>> Start
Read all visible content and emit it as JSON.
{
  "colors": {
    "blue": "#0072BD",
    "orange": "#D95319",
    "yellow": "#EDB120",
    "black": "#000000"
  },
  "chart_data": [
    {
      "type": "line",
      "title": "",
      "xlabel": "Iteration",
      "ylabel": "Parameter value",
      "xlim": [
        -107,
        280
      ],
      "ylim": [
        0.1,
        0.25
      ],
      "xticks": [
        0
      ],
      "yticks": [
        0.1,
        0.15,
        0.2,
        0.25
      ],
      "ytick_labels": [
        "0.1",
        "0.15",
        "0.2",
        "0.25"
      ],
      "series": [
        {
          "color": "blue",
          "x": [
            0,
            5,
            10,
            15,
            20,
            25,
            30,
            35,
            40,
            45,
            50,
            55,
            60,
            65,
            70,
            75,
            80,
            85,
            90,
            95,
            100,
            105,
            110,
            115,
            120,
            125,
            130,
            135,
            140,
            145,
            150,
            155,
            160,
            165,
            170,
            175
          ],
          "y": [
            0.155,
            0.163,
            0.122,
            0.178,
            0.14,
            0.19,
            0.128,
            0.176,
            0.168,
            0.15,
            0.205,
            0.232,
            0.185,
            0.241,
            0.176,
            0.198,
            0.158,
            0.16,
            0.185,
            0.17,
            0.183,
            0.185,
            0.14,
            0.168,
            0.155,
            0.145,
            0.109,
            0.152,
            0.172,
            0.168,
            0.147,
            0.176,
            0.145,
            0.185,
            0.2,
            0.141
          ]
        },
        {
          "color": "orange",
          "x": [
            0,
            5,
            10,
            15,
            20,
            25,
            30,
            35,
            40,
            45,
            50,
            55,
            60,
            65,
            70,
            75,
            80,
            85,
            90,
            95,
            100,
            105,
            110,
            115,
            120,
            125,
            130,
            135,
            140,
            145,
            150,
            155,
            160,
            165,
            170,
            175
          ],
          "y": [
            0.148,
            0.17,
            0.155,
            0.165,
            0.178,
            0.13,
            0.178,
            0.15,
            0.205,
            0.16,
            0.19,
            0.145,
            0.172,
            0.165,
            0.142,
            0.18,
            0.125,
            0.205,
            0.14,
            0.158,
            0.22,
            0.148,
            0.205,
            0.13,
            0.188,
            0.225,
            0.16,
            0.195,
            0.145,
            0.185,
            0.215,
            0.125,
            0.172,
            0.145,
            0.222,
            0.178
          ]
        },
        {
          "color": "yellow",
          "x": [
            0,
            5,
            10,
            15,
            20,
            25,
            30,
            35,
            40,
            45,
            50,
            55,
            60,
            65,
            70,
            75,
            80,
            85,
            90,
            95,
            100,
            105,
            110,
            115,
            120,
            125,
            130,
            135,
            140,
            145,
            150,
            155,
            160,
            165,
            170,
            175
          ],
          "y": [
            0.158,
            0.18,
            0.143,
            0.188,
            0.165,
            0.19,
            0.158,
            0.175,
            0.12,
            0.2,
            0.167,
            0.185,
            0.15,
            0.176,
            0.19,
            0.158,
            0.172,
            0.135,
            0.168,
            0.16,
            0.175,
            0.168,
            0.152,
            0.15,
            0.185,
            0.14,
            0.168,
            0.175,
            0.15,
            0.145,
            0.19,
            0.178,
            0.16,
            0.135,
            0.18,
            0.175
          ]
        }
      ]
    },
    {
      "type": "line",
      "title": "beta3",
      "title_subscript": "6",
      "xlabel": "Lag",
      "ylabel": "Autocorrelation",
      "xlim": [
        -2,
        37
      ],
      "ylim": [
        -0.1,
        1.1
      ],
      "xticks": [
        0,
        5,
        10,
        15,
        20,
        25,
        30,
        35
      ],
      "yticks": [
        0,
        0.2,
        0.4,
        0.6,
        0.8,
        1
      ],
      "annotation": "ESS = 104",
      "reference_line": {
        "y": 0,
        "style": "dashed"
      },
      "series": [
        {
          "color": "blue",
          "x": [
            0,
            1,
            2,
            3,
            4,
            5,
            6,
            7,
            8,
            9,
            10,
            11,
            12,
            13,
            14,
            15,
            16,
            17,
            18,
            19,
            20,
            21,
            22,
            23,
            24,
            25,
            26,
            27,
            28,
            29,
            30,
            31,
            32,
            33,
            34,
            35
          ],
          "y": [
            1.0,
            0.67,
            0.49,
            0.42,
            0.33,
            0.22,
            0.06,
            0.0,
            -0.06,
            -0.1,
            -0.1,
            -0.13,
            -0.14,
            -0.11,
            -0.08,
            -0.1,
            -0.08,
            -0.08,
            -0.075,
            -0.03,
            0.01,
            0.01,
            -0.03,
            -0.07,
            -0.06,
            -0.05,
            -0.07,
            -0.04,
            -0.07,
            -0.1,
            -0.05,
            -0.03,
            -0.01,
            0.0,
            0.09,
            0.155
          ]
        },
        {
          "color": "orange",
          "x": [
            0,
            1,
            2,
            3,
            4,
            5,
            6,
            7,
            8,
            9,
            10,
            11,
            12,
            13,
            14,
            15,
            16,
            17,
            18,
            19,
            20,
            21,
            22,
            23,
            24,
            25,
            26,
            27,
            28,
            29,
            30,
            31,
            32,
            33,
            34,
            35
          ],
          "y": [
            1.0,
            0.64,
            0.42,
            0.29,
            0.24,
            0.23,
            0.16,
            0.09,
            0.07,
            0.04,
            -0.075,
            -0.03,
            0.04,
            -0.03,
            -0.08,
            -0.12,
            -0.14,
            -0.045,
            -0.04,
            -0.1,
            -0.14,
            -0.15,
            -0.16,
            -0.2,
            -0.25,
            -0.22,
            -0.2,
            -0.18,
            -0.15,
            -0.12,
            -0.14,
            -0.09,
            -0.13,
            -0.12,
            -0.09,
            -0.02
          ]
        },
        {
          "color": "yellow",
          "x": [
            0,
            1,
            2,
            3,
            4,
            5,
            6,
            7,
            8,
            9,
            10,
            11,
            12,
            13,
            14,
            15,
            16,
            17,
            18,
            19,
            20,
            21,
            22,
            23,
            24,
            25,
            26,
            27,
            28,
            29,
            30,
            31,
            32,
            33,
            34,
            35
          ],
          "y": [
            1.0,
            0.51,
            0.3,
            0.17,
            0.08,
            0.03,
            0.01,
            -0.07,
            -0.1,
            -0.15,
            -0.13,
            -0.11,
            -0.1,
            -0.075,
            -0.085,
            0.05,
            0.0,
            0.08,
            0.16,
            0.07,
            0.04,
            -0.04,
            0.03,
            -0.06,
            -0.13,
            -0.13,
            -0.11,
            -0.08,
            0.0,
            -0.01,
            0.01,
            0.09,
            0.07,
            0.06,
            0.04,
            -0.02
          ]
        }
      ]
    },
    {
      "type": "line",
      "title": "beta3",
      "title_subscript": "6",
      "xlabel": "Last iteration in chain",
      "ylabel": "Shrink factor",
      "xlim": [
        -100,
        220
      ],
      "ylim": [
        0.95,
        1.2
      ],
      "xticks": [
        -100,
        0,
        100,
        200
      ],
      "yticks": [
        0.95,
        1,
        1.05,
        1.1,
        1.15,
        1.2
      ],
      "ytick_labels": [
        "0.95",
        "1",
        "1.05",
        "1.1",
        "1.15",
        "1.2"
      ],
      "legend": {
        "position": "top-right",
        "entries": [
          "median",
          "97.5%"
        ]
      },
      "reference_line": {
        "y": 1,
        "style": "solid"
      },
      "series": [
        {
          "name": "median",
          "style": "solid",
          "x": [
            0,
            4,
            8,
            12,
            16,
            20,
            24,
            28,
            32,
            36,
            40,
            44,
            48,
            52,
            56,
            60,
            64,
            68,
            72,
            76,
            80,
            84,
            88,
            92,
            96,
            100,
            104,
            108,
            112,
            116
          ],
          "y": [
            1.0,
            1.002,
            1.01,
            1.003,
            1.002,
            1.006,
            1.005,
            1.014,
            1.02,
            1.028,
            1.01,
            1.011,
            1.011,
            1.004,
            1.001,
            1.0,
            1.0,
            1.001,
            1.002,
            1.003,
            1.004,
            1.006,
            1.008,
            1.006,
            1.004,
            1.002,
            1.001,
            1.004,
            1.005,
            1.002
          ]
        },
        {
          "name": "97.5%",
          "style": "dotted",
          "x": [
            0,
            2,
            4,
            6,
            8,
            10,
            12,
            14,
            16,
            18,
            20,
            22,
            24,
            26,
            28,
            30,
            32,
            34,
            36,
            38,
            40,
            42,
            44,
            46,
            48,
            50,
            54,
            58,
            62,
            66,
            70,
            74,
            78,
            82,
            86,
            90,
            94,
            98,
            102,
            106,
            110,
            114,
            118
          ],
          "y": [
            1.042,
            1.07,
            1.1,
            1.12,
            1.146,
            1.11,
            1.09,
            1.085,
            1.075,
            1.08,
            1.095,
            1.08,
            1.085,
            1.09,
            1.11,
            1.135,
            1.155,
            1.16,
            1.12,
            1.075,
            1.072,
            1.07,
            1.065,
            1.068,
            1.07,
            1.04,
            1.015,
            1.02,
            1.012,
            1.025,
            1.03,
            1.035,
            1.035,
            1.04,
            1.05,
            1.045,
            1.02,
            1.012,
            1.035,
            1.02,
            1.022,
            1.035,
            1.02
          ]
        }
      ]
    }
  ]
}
>> End
* STATED GOAL
Determine how many lines contain the word "ylabel" and reply with that number alone.

* OUTPUT FOR THIS EXERCISE
3